'''

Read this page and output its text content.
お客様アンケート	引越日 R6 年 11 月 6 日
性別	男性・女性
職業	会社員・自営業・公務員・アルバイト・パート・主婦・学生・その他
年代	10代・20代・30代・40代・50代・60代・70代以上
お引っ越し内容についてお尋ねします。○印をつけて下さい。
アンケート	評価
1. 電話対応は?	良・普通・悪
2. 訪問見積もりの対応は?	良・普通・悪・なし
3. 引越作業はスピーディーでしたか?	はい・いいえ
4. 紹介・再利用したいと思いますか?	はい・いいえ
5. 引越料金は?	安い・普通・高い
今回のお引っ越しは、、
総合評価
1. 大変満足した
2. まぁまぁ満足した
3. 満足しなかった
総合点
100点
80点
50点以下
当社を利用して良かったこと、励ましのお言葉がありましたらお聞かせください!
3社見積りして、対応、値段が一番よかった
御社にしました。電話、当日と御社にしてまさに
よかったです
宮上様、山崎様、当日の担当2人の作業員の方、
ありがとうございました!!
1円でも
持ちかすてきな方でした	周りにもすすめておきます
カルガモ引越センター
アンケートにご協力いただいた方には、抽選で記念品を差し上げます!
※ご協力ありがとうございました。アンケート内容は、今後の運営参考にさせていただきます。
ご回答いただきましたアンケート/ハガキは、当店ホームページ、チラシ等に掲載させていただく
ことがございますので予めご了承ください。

'''

__Your task__: Copy each record from above without leaving any out.

__Right answer__:
Read this page and output its text content.
お客様アンケート	引越日 R6 年 11 月 6 日
性別	男性・女性
職業	会社員・自営業・公務員・アルバイト・パート・主婦・学生・その他
年代	10代・20代・30代・40代・50代・60代・70代以上
お引っ越し内容についてお尋ねします。○印をつけて下さい。
アンケート	評価
1. 電話対応は?	良・普通・悪
2. 訪問見積もりの対応は?	良・普通・悪・なし
3. 引越作業はスピーディーでしたか?	はい・いいえ
4. 紹介・再利用したいと思いますか?	はい・いいえ
5. 引越料金は?	安い・普通・高い
今回のお引っ越しは、、
総合評価
1. 大変満足した
2. まぁまぁ満足した
3. 満足しなかった
総合点
100点
80点
50点以下
当社を利用して良かったこと、励ましのお言葉がありましたらお聞かせください!
3社見積りして、対応、値段が一番よかった
御社にしました。電話、当日と御社にしてまさに
よかったです
宮上様、山崎様、当日の担当2人の作業員の方、
ありがとうございました!!
1円でも
持ちかすてきな方でした	周りにもすすめておきます
カルガモ引越センター
アンケートにご協力いただいた方には、抽選で記念品を差し上げます!
※ご協力ありがとうございました。アンケート内容は、今後の運営参考にさせていただきます。
ご回答いただきましたアンケート/ハガキは、当店ホームページ、チラシ等に掲載させていただく
ことがございますので予めご了承ください。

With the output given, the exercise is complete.